» Your instructions: Give the number of lines in this listing that contain "What", with no other words.

» Input material:

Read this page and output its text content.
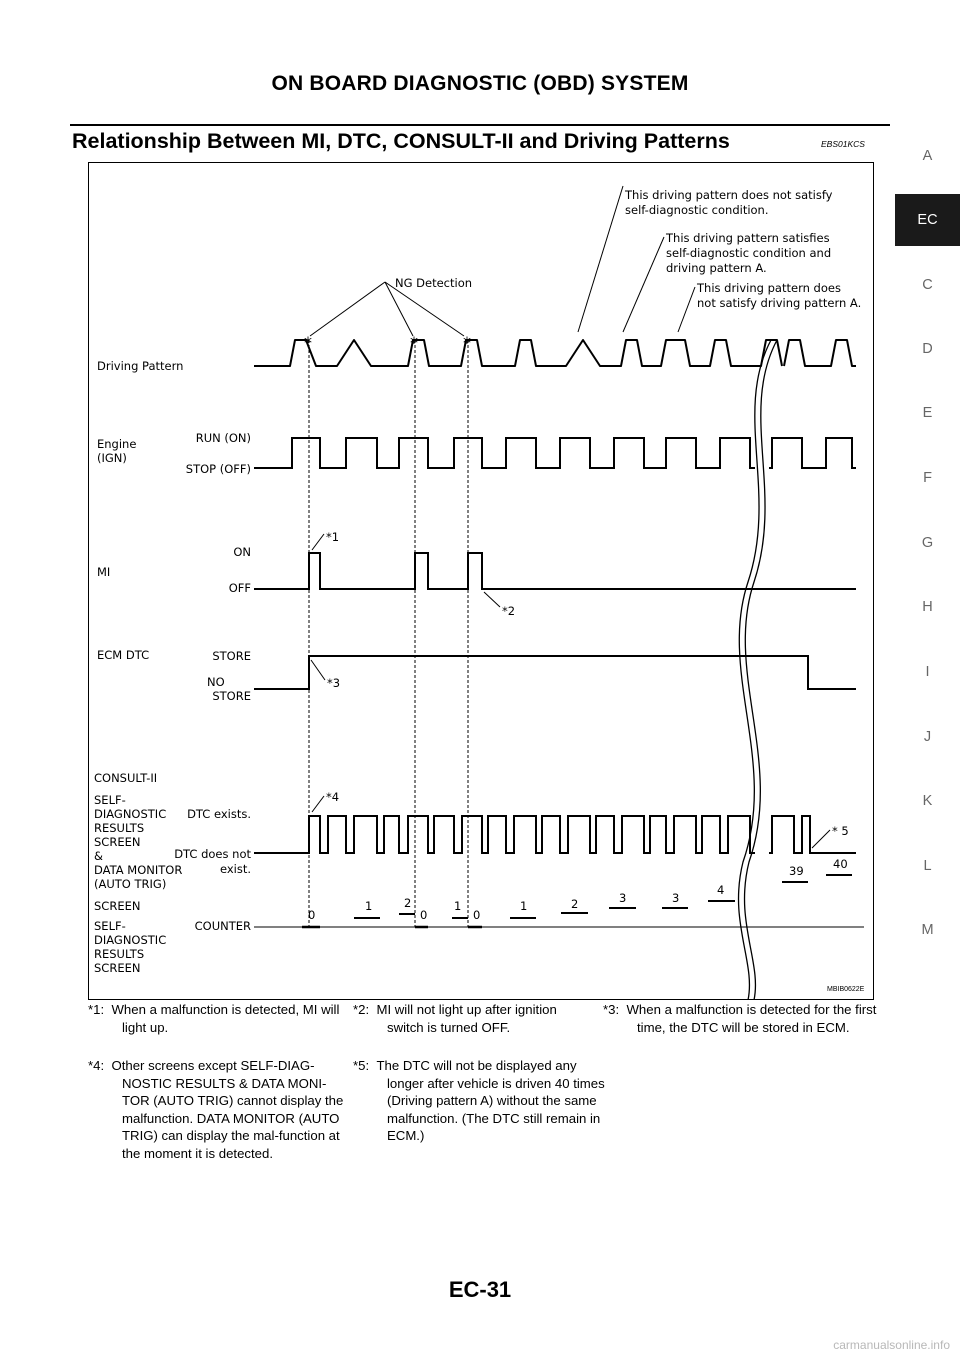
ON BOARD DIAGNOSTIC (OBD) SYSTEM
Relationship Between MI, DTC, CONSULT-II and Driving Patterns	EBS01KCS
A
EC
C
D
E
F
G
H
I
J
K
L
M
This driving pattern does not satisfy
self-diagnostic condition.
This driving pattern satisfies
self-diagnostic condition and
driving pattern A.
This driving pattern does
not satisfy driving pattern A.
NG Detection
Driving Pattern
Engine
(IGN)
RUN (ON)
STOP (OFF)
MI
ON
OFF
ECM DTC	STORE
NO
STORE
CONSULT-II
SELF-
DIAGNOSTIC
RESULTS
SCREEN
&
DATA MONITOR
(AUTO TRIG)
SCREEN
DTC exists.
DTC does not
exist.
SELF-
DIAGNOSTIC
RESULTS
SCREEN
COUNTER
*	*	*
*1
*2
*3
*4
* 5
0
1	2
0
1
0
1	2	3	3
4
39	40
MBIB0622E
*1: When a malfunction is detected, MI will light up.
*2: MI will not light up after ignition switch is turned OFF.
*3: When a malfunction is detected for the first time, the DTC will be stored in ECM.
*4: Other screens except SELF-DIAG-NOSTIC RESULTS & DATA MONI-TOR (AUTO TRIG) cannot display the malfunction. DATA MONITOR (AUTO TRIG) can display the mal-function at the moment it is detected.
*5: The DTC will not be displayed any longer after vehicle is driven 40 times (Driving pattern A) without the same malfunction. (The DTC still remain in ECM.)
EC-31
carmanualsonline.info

* * *

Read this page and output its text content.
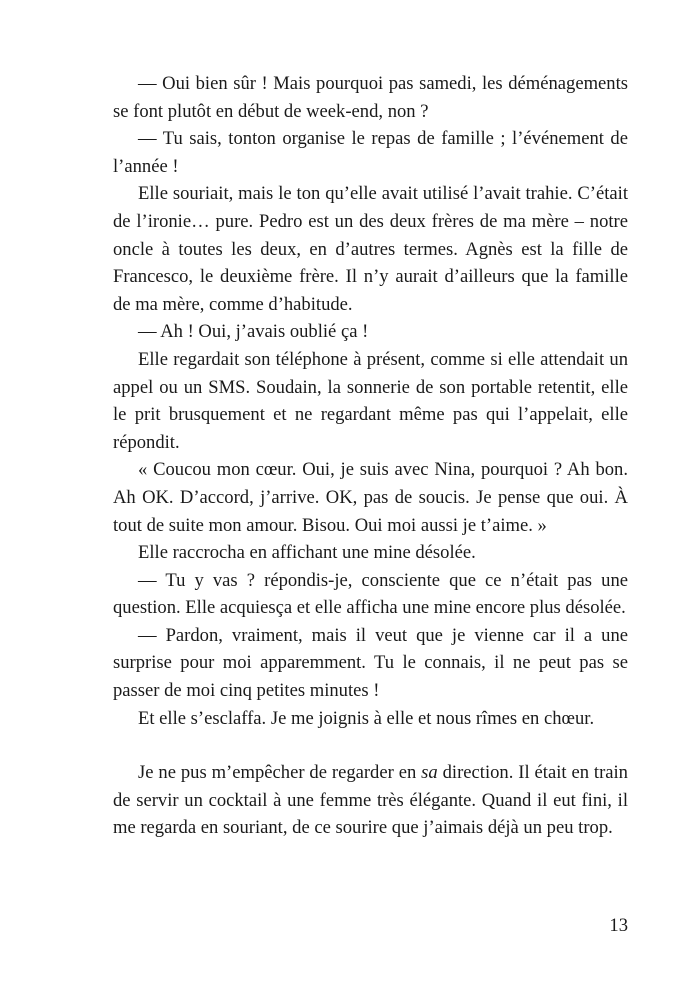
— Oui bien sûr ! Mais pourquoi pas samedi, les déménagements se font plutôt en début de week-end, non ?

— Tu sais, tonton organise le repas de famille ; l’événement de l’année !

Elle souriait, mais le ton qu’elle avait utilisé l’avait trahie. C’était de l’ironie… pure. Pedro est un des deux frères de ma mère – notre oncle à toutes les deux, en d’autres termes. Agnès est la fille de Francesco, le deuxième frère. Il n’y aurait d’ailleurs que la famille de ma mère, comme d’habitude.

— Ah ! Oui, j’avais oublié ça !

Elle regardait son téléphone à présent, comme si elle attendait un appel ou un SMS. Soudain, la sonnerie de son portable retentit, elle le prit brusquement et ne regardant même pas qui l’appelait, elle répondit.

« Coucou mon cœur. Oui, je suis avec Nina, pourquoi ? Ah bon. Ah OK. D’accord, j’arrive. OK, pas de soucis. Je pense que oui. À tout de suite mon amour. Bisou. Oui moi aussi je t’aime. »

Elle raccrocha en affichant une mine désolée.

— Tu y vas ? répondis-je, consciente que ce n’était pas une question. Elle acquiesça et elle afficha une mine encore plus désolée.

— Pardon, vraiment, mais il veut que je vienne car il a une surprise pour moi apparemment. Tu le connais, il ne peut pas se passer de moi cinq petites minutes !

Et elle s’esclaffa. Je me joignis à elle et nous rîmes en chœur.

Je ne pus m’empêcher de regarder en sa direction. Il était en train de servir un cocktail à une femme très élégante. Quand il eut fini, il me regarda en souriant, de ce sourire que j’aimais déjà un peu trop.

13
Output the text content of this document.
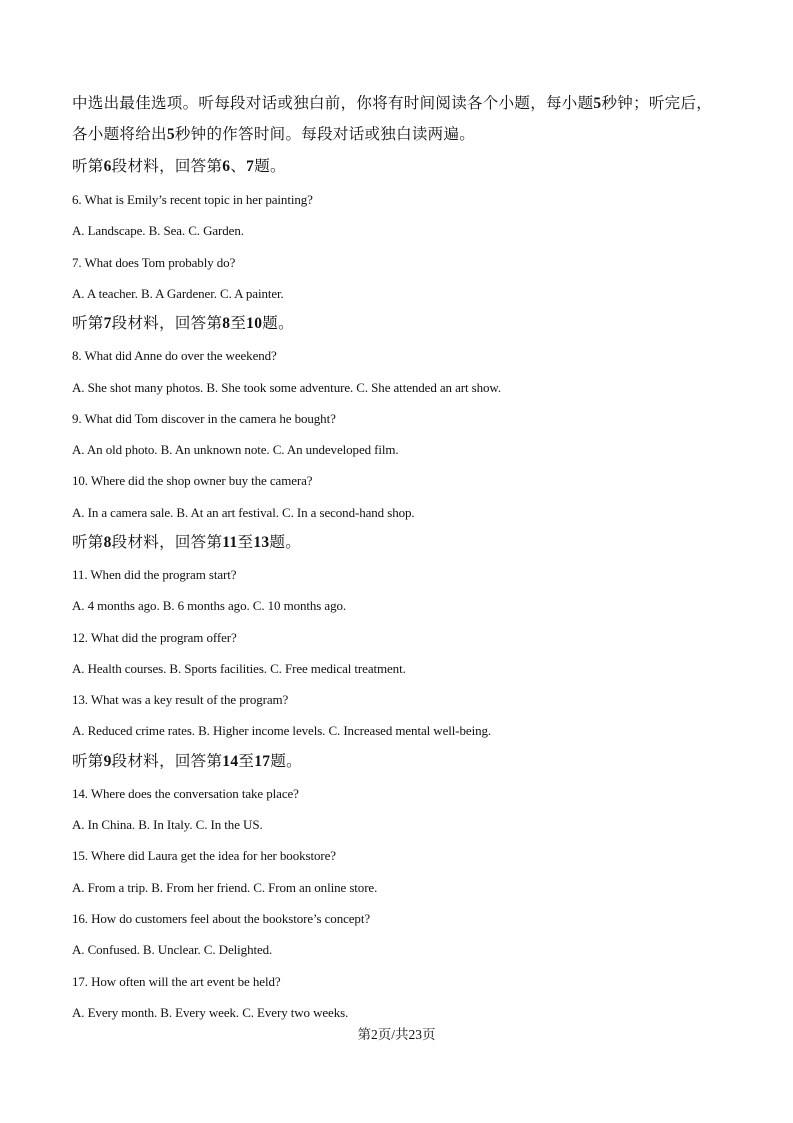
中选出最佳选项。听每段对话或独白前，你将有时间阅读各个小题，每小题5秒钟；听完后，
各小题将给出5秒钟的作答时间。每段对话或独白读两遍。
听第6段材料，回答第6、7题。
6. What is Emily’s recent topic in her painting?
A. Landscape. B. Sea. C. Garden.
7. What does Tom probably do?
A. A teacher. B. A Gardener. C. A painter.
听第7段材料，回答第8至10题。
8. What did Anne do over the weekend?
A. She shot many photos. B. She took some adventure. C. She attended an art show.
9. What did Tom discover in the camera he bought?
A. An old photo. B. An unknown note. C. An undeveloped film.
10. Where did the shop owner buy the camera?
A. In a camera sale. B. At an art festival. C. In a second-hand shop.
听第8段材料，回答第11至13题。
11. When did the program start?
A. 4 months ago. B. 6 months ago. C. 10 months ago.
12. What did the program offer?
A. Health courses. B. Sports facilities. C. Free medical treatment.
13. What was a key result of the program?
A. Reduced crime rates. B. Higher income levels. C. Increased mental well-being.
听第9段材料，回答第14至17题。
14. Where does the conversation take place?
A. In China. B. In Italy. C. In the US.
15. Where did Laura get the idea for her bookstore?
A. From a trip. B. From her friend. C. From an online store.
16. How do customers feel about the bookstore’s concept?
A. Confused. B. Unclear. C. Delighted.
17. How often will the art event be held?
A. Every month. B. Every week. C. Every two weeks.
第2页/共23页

» Result below: 6